▶ **Dataset rows**

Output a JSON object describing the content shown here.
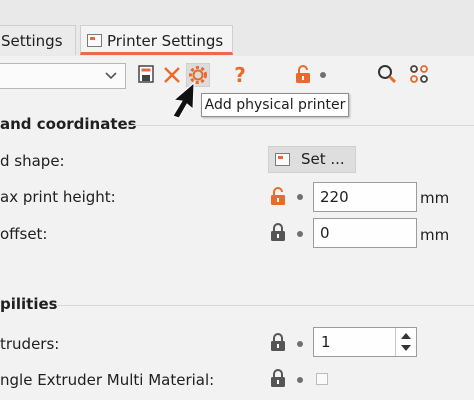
{
  "tabs": [
    {
      "label": "Settings",
      "active": false
    },
    {
      "label": "Printer Settings",
      "active": true
    }
  ],
  "toolbar": {
    "preset_value": "",
    "save_icon": "save-icon",
    "delete_icon": "delete-x-icon",
    "add_printer_icon": "gear-icon",
    "help_icon": "question-icon",
    "search_icon": "search-icon",
    "compare_icon": "compare-icon"
  },
  "tooltip": {
    "text": "Add physical printer"
  },
  "sections": {
    "bed": "and coordinates",
    "capabilities": "pilities"
  },
  "rows": {
    "bed_shape": {
      "label": "d shape:",
      "button": "Set ..."
    },
    "max_print_height": {
      "label": "ax print height:",
      "value": "220",
      "unit": "mm"
    },
    "z_offset": {
      "label": "offset:",
      "value": "0",
      "unit": "mm"
    },
    "extruders": {
      "label": "truders:",
      "value": "1"
    },
    "single_extruder_mm": {
      "label": "ngle Extruder Multi Material:",
      "checked": false
    }
  },
  "colors": {
    "accent_orange": "#ea6a2a",
    "lock_gray": "#555555"
  }
}
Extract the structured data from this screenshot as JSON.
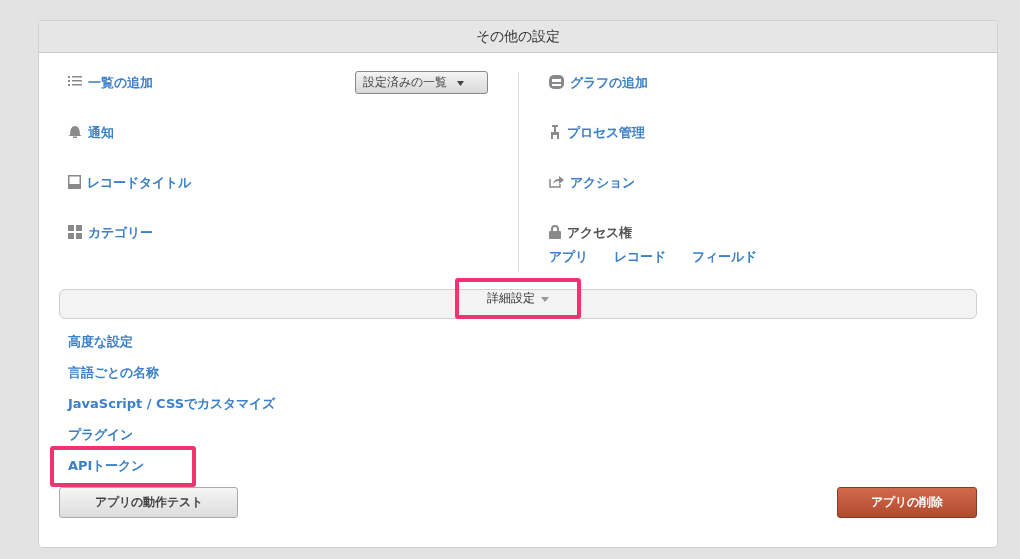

▶ **Exercise instructions**
Of the lines in the data, how many hold the string "JSON"? State the number, nothing else.

▶ **Task solution**
2